Written request: Your job is to retype all of the data word for word, leaving every image out.

++++++

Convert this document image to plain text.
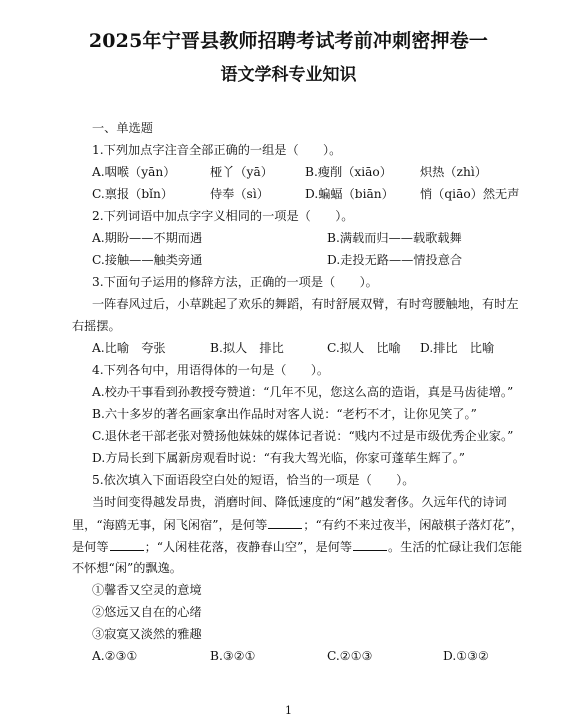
2025年宁晋县教师招聘考试考前冲刺密押卷一
语文学科专业知识
一、单选题
1.下列加点字注音全部正确的一组是（　　）。
A.咽喉（yān）	桠丫（yā）	B.瘦削（xiāo） 炽热（zhì）
C.禀报（bǐn）	侍奉（sì）	D.蝙蝠（biān） 悄（qiāo）然无声
2.下列词语中加点字字义相同的一项是（　　）。
A.期盼——不期而遇	B.满载而归——载歌载舞
C.接触——触类旁通	D.走投无路——情投意合
3.下面句子运用的修辞方法，正确的一项是（　　）。
一阵春风过后，小草跳起了欢乐的舞蹈，有时舒展双臂，有时弯腰触地，有时左
右摇摆。
A.比喻　夸张	B.拟人　排比	C.拟人　比喻 D.排比　比喻
4.下列各句中，用语得体的一句是（　　）。
A.校办干事看到孙教授夸赞道：“几年不见，您这么高的造诣，真是马齿徒增。”
B.六十多岁的著名画家拿出作品时对客人说：“老朽不才，让你见笑了。”
C.退休老干部老张对赞扬他妹妹的媒体记者说：“贱内不过是市级优秀企业家。”
D.方局长到下属新房观看时说：“有我大驾光临，你家可蓬荜生辉了。”
5.依次填入下面语段空白处的短语，恰当的一项是（　　）。
当时间变得越发昂贵，消磨时间、降低速度的“闲”越发奢侈。久远年代的诗词
里，“海鸥无事，闲飞闲宿”，是何等	；“有约不来过夜半，闲敲棋子落灯花”，
是何等	；“人闲桂花落，夜静春山空”，是何等	。生活的忙碌让我们怎能
不怀想“闲”的飘逸。
①馨香又空灵的意境
②悠远又自在的心绪
③寂寞又淡然的雅趣
A.②③①	B.③②①	C.②①③	D.①③②
1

++++++

Answer:
Convert this document image to plain text.
2025年宁晋县教师招聘考试考前冲刺密押卷一
语文学科专业知识
一、单选题
1.下列加点字注音全部正确的一组是（　　）。
A.咽喉（yān）	桠丫（yā）	B.瘦削（xiāo） 炽热（zhì）
C.禀报（bǐn）	侍奉（sì）	D.蝙蝠（biān） 悄（qiāo）然无声
2.下列词语中加点字字义相同的一项是（　　）。
A.期盼——不期而遇	B.满载而归——载歌载舞
C.接触——触类旁通	D.走投无路——情投意合
3.下面句子运用的修辞方法，正确的一项是（　　）。
一阵春风过后，小草跳起了欢乐的舞蹈，有时舒展双臂，有时弯腰触地，有时左
右摇摆。
A.比喻　夸张	B.拟人　排比	C.拟人　比喻 D.排比　比喻
4.下列各句中，用语得体的一句是（　　）。
A.校办干事看到孙教授夸赞道：“几年不见，您这么高的造诣，真是马齿徒增。”
B.六十多岁的著名画家拿出作品时对客人说：“老朽不才，让你见笑了。”
C.退休老干部老张对赞扬他妹妹的媒体记者说：“贱内不过是市级优秀企业家。”
D.方局长到下属新房观看时说：“有我大驾光临，你家可蓬荜生辉了。”
5.依次填入下面语段空白处的短语，恰当的一项是（　　）。
当时间变得越发昂贵，消磨时间、降低速度的“闲”越发奢侈。久远年代的诗词
里，“海鸥无事，闲飞闲宿”，是何等	；“有约不来过夜半，闲敲棋子落灯花”，
是何等	；“人闲桂花落，夜静春山空”，是何等	。生活的忙碌让我们怎能
不怀想“闲”的飘逸。
①馨香又空灵的意境
②悠远又自在的心绪
③寂寞又淡然的雅趣
A.②③①	B.③②①	C.②①③	D.①③②
1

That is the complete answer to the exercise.